> **To do**:
Give all the lines below again, exactly, with no pictures.
— start Information supplied —
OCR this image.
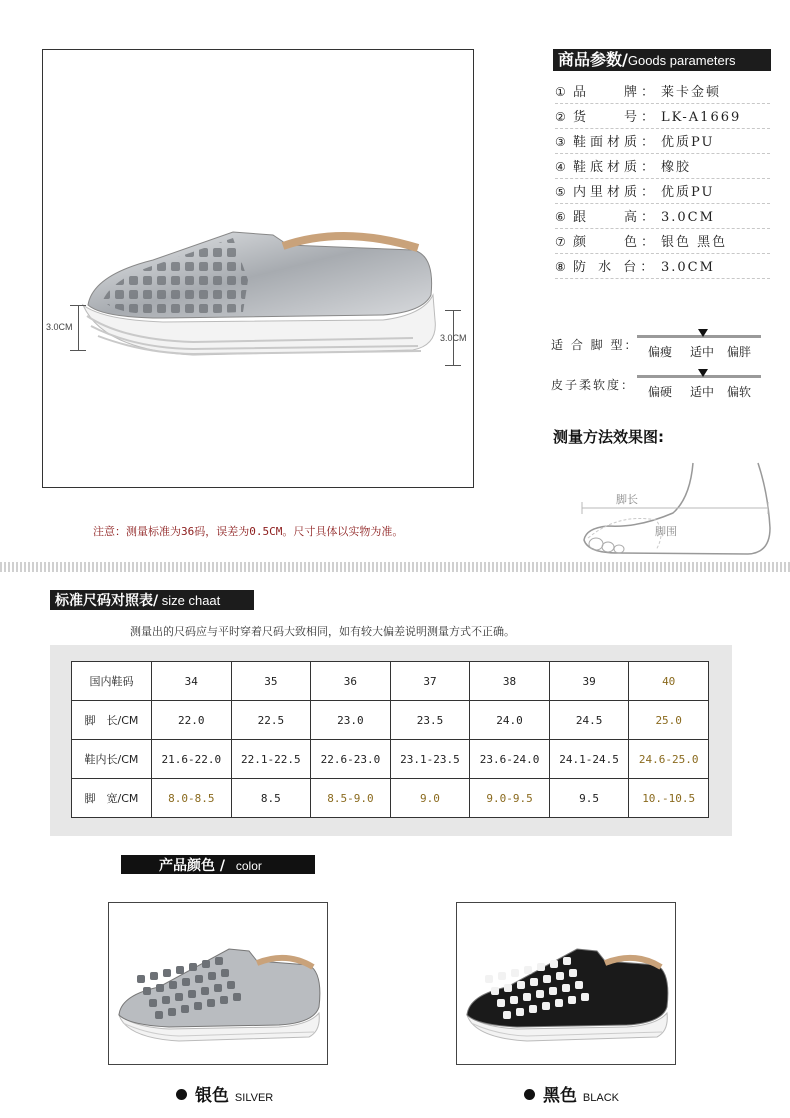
3.0CM
3.0CM
商品参数/Goods parameters
① 品　　牌： 莱卡金顿
② 货　　号： LK-A1669
③ 鞋面材质： 优质PU
④ 鞋底材质： 橡胶
⑤ 内里材质： 优质PU
⑥ 跟　　高： 3.0CM
⑦ 颜　　色： 银色 黑色
⑧ 防 水 台： 3.0CM
适 合 脚 型： 偏瘦 适中 偏胖
皮子柔软度： 偏硬 适中 偏软
测量方法效果图:
脚长
脚围
注意：测量标准为36码，误差为0.5CM。尺寸具体以实物为准。
标准尺码对照表/ size chaat
测量出的尺码应与平时穿着尺码大致相同，如有较大偏差说明测量方式不正确。
国内鞋码	34	35	36	37	38	39	40
脚　长/CM	22.0	22.5	23.0	23.5	24.0	24.5	25.0
鞋内长/CM	21.6-22.0	22.1-22.5	22.6-23.0	23.1-23.5	23.6-24.0	24.1-24.5	24.6-25.0
脚　宽/CM	8.0-8.5	8.5	8.5-9.0	9.0	9.0-9.5	9.5	10.-10.5
产品颜色 / color
银色 SILVER	黑色 BLACK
— end Information supplied —
> **Full response**:
OCR this image.
3.0CM
3.0CM
商品参数/Goods parameters
① 品　　牌： 莱卡金顿
② 货　　号： LK-A1669
③ 鞋面材质： 优质PU
④ 鞋底材质： 橡胶
⑤ 内里材质： 优质PU
⑥ 跟　　高： 3.0CM
⑦ 颜　　色： 银色 黑色
⑧ 防 水 台： 3.0CM
适 合 脚 型： 偏瘦 适中 偏胖
皮子柔软度： 偏硬 适中 偏软
测量方法效果图:
脚长
脚围
注意：测量标准为36码，误差为0.5CM。尺寸具体以实物为准。
标准尺码对照表/ size chaat
测量出的尺码应与平时穿着尺码大致相同，如有较大偏差说明测量方式不正确。
国内鞋码	34	35	36	37	38	39	40
脚　长/CM	22.0	22.5	23.0	23.5	24.0	24.5	25.0
鞋内长/CM	21.6-22.0	22.1-22.5	22.6-23.0	23.1-23.5	23.6-24.0	24.1-24.5	24.6-25.0
脚　宽/CM	8.0-8.5	8.5	8.5-9.0	9.0	9.0-9.5	9.5	10.-10.5
产品颜色 / color
银色 SILVER	黑色 BLACK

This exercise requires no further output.